(Lines of data)
— begin —
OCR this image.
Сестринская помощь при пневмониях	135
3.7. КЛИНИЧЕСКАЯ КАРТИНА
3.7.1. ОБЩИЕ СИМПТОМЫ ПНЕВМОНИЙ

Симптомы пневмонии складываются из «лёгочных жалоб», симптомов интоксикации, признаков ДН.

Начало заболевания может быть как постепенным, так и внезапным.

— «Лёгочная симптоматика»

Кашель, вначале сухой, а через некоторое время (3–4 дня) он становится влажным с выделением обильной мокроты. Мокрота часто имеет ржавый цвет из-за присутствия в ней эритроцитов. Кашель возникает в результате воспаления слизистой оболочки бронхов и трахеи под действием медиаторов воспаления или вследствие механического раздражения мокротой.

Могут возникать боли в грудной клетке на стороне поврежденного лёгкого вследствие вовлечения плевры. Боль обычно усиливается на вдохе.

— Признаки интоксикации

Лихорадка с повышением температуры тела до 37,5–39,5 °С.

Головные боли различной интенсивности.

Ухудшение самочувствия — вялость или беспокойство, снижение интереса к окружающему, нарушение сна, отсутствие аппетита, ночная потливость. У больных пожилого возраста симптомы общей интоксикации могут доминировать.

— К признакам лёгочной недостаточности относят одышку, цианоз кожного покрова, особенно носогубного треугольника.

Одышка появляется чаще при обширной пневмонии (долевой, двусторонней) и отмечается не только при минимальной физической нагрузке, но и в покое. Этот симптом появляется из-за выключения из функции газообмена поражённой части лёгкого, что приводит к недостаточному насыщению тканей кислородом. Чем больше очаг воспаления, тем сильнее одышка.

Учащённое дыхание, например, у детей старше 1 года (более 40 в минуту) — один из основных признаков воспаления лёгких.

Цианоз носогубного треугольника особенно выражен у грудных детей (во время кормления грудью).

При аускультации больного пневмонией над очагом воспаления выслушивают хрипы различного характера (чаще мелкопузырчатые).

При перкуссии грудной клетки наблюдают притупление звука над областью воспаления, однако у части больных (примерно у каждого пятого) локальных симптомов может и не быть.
— end —
Task objective >>
From the entries, copy out each line containing the word "особенно".

Worked solution >>
— К признакам лёгочной недостаточности относят одышку, цианоз кожного покрова, особенно носогубного треугольника.
Цианоз носогубного треугольника особенно выражен у грудных детей (во время кормления грудью).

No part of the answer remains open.